Problem to work on: Output each entry that follows exactly. Images stay out.

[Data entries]
------
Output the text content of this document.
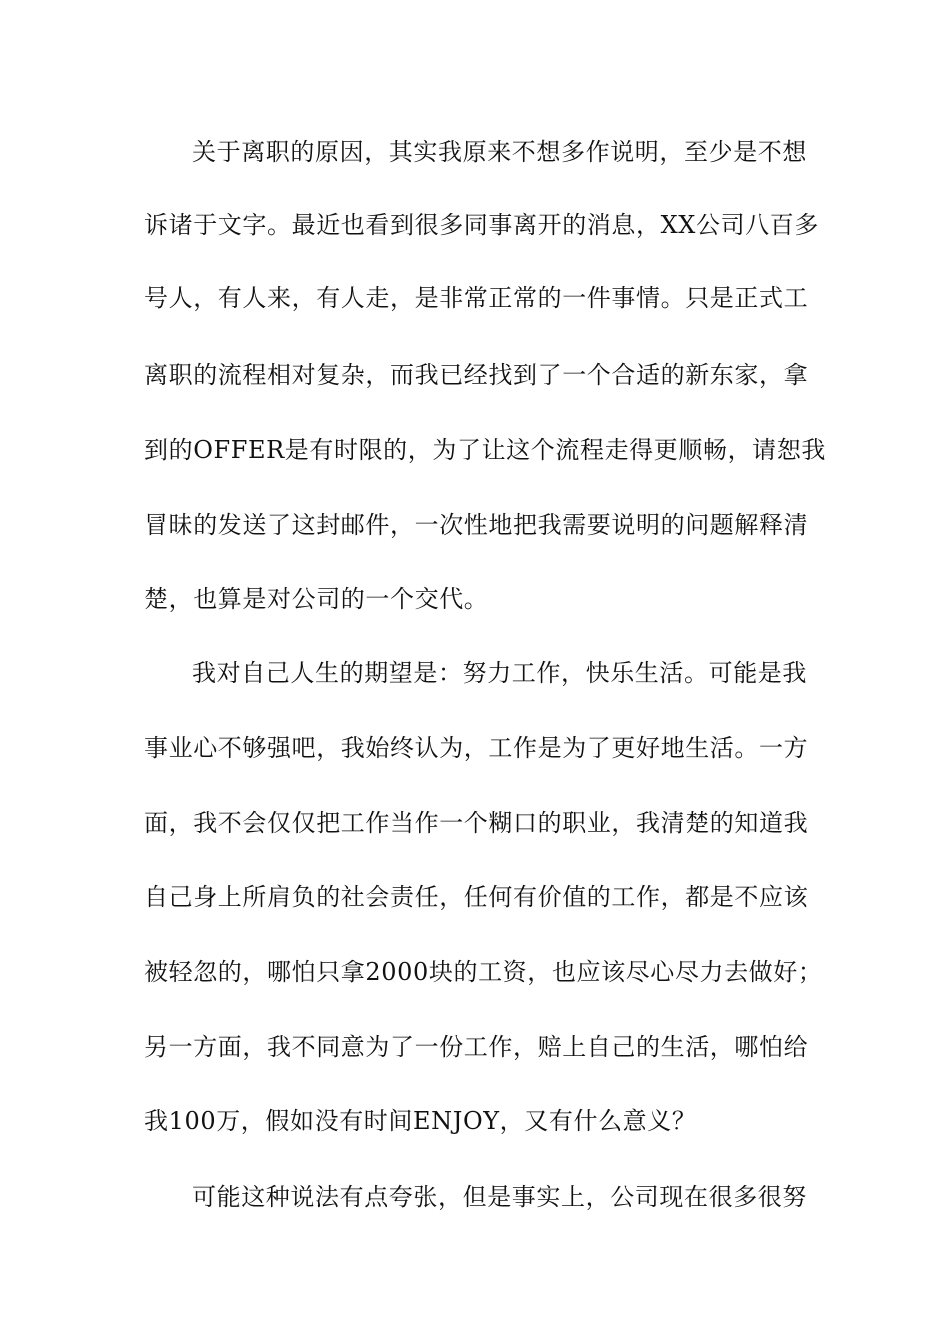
关于离职的原因，其实我原来不想多作说明，至少是不想
诉诸于文字。最近也看到很多同事离开的消息，XX公司八百多
号人，有人来，有人走，是非常正常的一件事情。只是正式工
离职的流程相对复杂，而我已经找到了一个合适的新东家，拿
到的OFFER是有时限的，为了让这个流程走得更顺畅，请恕我
冒昧的发送了这封邮件，一次性地把我需要说明的问题解释清
楚，也算是对公司的一个交代。
我对自己人生的期望是：努力工作，快乐生活。可能是我
事业心不够强吧，我始终认为，工作是为了更好地生活。一方
面，我不会仅仅把工作当作一个糊口的职业，我清楚的知道我
自己身上所肩负的社会责任，任何有价值的工作，都是不应该
被轻忽的，哪怕只拿2000块的工资，也应该尽心尽力去做好；
另一方面，我不同意为了一份工作，赔上自己的生活，哪怕给
我100万，假如没有时间ENJOY，又有什么意义？
可能这种说法有点夸张，但是事实上，公司现在很多很努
------
Solution:
Output the text content of this document.
关于离职的原因，其实我原来不想多作说明，至少是不想
诉诸于文字。最近也看到很多同事离开的消息，XX公司八百多
号人，有人来，有人走，是非常正常的一件事情。只是正式工
离职的流程相对复杂，而我已经找到了一个合适的新东家，拿
到的OFFER是有时限的，为了让这个流程走得更顺畅，请恕我
冒昧的发送了这封邮件，一次性地把我需要说明的问题解释清
楚，也算是对公司的一个交代。
我对自己人生的期望是：努力工作，快乐生活。可能是我
事业心不够强吧，我始终认为，工作是为了更好地生活。一方
面，我不会仅仅把工作当作一个糊口的职业，我清楚的知道我
自己身上所肩负的社会责任，任何有价值的工作，都是不应该
被轻忽的，哪怕只拿2000块的工资，也应该尽心尽力去做好；
另一方面，我不同意为了一份工作，赔上自己的生活，哪怕给
我100万，假如没有时间ENJOY，又有什么意义？
可能这种说法有点夸张，但是事实上，公司现在很多很努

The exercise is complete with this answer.